__Given problem__. Copy every line of the following data that includes the string "detached".

__Entries shown__.
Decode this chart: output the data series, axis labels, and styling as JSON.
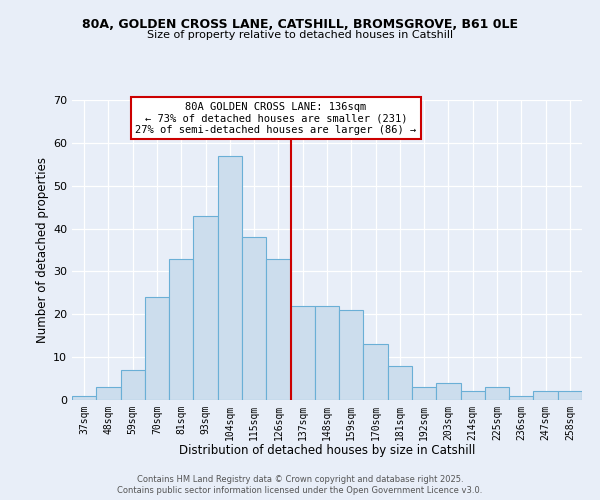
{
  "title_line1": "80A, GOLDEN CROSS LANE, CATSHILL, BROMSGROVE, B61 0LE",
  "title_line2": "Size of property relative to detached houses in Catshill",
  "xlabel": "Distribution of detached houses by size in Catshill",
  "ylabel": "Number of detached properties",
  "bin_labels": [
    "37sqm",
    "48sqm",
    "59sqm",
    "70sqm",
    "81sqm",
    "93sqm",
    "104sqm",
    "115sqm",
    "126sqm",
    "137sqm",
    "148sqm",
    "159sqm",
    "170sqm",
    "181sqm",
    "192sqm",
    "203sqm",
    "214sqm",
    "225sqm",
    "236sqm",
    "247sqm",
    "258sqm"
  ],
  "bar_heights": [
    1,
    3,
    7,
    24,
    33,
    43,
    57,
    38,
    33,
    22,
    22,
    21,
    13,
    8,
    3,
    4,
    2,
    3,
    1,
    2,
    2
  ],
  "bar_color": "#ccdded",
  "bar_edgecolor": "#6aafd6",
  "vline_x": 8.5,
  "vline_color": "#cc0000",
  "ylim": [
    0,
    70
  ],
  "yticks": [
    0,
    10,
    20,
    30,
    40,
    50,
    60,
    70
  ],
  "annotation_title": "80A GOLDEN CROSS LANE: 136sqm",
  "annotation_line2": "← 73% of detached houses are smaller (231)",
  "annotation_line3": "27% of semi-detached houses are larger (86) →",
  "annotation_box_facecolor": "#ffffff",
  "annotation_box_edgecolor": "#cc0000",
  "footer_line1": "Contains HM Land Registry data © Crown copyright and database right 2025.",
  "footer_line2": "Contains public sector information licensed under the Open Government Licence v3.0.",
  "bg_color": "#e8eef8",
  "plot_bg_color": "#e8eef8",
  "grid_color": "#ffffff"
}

__Output of the task__.
  "title_line2": "Size of property relative to detached houses in Catshill",
  "xlabel": "Distribution of detached houses by size in Catshill",
  "ylabel": "Number of detached properties",
  "annotation_line2": "← 73% of detached houses are smaller (231)",
  "annotation_line3": "27% of semi-detached houses are larger (86) →",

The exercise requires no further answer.